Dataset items
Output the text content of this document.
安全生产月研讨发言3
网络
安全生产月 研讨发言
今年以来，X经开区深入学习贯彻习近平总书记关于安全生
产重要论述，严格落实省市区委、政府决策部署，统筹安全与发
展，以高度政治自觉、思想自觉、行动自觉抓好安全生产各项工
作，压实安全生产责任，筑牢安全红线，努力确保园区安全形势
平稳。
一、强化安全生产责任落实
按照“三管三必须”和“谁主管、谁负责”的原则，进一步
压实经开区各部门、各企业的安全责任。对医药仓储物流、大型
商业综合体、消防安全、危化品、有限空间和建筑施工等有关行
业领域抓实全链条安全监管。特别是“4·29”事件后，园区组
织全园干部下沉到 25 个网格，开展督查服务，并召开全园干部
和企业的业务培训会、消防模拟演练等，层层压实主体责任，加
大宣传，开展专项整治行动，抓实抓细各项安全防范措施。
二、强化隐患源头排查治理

▸ OBJECTIVE
Transcribe every entry exactly.

▸ IN RESPONSE
Output the text content of this document.
安全生产月研讨发言3
网络
安全生产月 研讨发言
今年以来，X经开区深入学习贯彻习近平总书记关于安全生
产重要论述，严格落实省市区委、政府决策部署，统筹安全与发
展，以高度政治自觉、思想自觉、行动自觉抓好安全生产各项工
作，压实安全生产责任，筑牢安全红线，努力确保园区安全形势
平稳。
一、强化安全生产责任落实
按照“三管三必须”和“谁主管、谁负责”的原则，进一步
压实经开区各部门、各企业的安全责任。对医药仓储物流、大型
商业综合体、消防安全、危化品、有限空间和建筑施工等有关行
业领域抓实全链条安全监管。特别是“4·29”事件后，园区组
织全园干部下沉到 25 个网格，开展督查服务，并召开全园干部
和企业的业务培训会、消防模拟演练等，层层压实主体责任，加
大宣传，开展专项整治行动，抓实抓细各项安全防范措施。
二、强化隐患源头排查治理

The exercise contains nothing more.